*Work to complete:* Each line that holds the word "undershoot" is to be identified and copied.

*Supplied records:*
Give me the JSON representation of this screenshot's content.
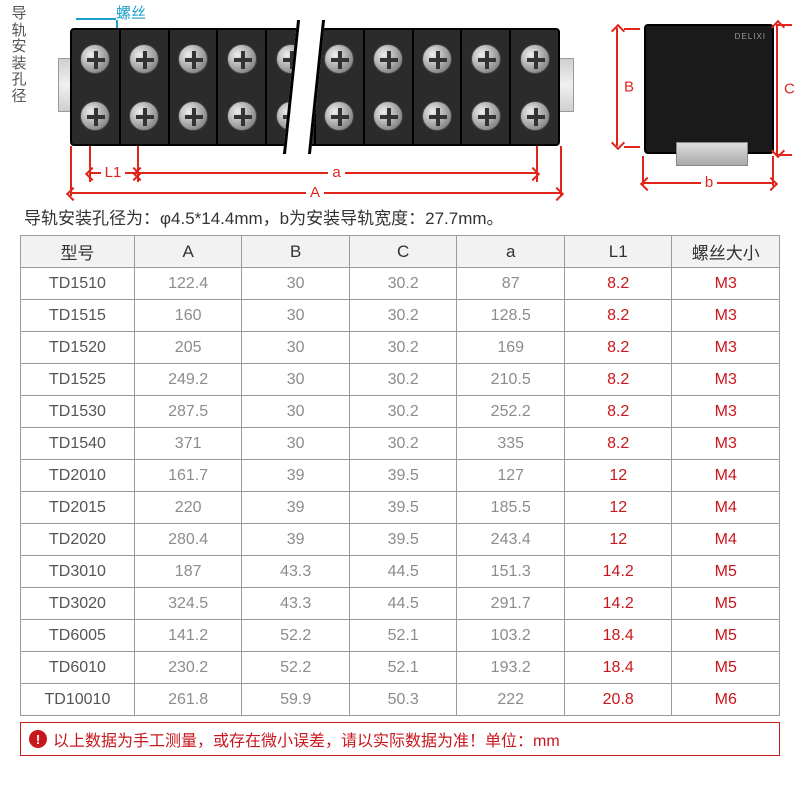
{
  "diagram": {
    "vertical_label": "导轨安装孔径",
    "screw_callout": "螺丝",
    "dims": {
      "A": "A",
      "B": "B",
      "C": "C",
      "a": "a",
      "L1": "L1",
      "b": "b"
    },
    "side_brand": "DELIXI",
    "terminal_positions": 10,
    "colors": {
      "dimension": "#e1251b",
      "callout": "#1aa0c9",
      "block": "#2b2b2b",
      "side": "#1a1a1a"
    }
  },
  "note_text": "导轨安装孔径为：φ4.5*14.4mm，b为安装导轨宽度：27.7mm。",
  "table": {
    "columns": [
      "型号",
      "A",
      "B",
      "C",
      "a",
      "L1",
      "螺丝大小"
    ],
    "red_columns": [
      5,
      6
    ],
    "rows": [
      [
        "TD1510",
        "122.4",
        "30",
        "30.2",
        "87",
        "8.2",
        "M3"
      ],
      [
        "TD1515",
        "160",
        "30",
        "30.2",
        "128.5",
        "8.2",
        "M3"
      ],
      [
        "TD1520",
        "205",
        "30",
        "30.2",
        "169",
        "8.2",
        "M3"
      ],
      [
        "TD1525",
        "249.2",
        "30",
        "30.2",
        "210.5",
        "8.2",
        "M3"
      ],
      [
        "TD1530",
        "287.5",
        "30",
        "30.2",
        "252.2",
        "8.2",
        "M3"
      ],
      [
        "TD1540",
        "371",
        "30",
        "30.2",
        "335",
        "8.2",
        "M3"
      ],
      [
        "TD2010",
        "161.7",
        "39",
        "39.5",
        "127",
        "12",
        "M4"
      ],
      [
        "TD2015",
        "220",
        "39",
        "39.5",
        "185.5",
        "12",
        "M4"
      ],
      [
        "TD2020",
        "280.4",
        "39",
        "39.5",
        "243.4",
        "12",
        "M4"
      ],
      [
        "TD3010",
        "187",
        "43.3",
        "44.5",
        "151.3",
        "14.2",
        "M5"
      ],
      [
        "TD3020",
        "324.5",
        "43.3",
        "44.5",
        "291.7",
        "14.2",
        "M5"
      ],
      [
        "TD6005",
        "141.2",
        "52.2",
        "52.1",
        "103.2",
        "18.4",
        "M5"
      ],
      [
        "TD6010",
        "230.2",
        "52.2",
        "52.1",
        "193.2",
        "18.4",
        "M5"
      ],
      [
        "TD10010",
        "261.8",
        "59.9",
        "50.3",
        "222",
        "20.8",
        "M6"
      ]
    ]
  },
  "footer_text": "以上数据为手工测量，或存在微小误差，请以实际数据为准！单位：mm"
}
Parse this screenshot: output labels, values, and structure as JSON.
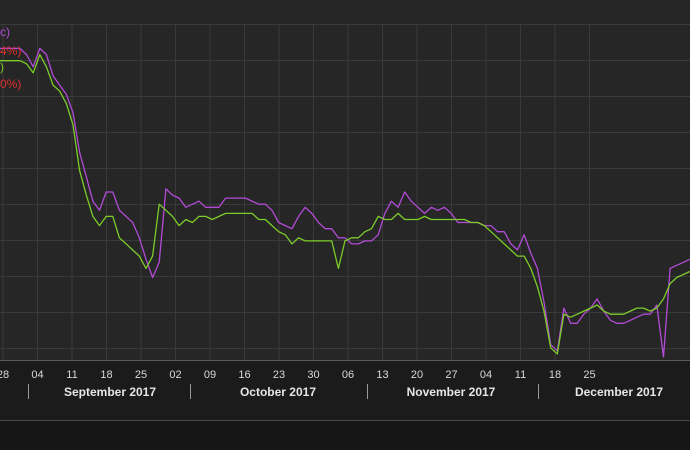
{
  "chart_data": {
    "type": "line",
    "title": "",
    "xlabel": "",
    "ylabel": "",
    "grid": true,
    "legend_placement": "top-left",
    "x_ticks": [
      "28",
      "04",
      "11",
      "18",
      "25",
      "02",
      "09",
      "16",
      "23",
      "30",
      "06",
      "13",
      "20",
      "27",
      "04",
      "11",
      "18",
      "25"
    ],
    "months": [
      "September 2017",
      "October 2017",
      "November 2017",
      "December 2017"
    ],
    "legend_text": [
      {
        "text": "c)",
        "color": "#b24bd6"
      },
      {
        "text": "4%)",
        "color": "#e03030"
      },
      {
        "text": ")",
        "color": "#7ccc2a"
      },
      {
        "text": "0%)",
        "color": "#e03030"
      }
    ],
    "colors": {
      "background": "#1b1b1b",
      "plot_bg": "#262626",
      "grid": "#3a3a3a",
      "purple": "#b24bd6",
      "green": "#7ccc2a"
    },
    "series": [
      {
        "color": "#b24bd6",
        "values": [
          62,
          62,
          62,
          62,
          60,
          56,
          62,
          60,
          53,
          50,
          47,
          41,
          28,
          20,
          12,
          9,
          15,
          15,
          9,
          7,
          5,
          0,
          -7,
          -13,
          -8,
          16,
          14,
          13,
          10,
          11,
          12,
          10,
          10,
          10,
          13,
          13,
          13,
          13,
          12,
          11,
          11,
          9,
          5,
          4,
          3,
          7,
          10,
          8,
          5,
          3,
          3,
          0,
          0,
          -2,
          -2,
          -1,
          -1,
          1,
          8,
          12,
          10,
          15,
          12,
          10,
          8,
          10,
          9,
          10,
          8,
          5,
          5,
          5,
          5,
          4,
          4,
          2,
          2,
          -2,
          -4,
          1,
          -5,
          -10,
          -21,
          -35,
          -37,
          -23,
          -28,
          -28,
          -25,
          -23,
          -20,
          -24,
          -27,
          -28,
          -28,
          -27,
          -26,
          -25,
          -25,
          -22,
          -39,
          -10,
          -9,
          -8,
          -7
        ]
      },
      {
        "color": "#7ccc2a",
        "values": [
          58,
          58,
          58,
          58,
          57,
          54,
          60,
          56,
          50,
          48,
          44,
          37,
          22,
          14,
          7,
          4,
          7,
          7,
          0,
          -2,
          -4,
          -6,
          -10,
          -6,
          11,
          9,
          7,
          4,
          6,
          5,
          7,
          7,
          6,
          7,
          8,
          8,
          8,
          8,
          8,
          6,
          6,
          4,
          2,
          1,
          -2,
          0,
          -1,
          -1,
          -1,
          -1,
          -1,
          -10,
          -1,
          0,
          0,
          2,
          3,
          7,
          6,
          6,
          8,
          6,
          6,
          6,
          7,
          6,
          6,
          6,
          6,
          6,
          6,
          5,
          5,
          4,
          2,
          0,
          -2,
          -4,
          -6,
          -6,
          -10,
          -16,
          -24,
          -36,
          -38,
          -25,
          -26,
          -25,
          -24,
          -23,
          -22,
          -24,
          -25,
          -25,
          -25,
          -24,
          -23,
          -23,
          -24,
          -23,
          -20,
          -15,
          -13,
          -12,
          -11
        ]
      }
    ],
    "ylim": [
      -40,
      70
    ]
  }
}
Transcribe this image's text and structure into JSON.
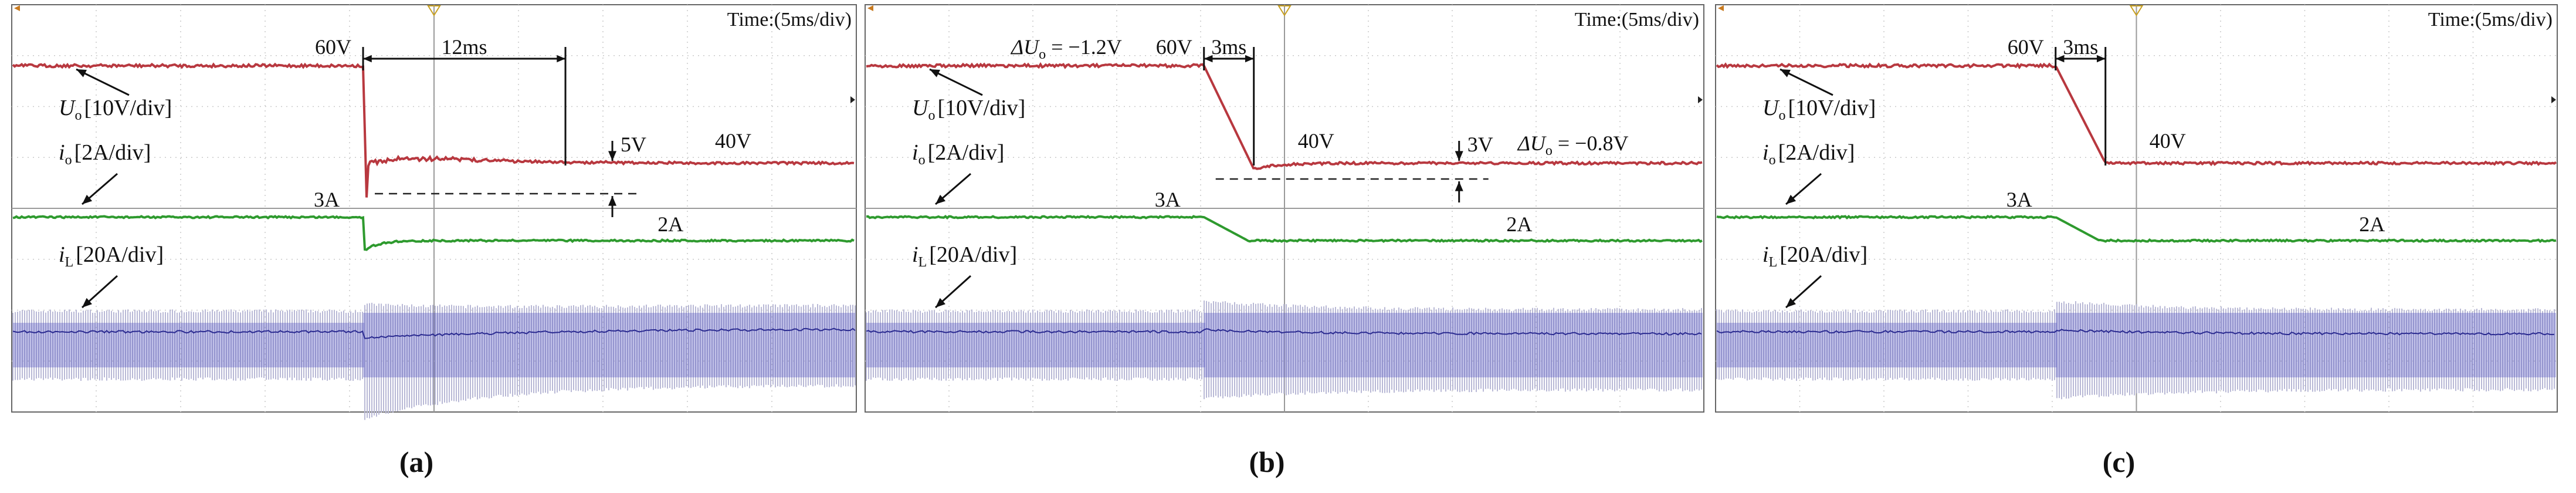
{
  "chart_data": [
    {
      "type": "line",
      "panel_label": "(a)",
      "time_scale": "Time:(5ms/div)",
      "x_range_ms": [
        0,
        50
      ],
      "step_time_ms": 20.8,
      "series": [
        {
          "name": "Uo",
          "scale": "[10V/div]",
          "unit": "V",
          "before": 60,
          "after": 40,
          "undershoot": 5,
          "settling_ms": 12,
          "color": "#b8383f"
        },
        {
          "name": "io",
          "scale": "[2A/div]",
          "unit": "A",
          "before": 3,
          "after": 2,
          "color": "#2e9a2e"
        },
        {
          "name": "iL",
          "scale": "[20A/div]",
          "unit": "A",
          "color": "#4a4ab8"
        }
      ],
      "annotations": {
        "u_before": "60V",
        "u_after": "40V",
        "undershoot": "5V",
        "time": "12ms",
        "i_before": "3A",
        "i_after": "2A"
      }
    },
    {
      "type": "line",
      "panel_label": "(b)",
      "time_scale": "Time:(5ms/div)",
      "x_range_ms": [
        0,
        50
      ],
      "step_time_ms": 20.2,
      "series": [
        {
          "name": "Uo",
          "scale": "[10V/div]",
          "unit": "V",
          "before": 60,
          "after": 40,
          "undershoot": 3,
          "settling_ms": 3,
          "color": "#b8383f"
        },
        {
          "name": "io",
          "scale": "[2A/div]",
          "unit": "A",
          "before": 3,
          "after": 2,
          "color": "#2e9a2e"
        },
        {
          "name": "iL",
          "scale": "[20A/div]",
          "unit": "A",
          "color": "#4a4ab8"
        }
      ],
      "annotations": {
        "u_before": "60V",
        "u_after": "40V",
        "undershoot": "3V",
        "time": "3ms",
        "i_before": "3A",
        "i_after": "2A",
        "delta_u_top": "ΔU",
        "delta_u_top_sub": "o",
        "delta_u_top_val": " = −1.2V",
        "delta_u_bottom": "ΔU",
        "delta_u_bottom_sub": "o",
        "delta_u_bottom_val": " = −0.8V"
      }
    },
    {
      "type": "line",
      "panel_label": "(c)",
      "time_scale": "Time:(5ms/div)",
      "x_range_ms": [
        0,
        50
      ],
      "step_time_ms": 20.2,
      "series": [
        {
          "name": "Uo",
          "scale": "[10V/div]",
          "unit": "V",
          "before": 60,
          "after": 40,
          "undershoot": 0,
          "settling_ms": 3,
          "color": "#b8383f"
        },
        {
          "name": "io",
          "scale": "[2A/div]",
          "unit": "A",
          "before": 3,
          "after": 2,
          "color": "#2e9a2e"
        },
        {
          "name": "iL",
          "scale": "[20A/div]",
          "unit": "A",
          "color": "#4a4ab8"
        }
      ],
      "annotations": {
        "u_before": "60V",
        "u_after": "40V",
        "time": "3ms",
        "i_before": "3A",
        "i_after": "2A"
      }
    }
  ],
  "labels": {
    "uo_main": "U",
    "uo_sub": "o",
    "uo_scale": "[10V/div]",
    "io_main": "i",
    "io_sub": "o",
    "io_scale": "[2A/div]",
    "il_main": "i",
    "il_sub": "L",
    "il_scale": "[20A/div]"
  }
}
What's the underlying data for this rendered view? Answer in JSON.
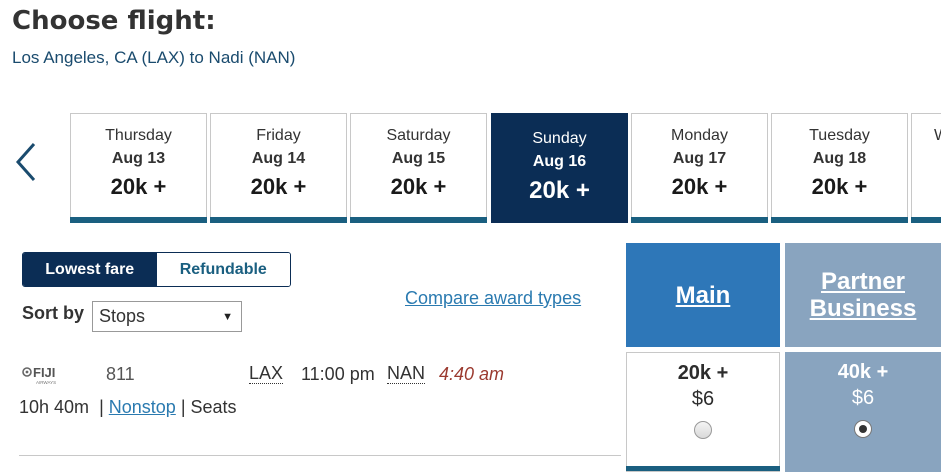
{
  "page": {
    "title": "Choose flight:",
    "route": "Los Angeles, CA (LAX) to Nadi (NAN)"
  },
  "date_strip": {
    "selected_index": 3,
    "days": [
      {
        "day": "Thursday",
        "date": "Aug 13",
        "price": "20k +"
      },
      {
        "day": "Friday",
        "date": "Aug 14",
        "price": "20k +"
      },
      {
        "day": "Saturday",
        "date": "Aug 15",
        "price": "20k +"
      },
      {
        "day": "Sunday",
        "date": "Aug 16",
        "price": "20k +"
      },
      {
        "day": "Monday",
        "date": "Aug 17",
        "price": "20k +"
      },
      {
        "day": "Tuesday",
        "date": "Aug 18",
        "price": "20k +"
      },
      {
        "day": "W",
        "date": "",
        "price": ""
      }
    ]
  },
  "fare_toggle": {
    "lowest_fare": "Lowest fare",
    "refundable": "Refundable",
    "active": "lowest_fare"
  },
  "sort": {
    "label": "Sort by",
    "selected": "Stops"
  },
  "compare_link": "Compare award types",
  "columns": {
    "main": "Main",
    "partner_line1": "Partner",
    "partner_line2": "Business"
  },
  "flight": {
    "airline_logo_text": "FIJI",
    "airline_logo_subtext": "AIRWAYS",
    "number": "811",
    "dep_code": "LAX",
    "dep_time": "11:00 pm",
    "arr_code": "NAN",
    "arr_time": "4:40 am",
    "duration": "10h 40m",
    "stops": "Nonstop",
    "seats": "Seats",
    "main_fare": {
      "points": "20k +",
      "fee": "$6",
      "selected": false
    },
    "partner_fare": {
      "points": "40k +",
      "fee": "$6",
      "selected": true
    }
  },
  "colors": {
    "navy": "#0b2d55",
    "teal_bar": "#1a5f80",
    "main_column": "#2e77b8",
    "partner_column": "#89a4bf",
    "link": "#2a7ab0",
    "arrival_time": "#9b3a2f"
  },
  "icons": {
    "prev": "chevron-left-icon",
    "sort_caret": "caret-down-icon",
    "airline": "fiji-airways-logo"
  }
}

*Response to the exercise:*
          "undershoot": 5,
        "undershoot": "5V",
          "undershoot": 3,
        "undershoot": "3V",
          "undershoot": 0,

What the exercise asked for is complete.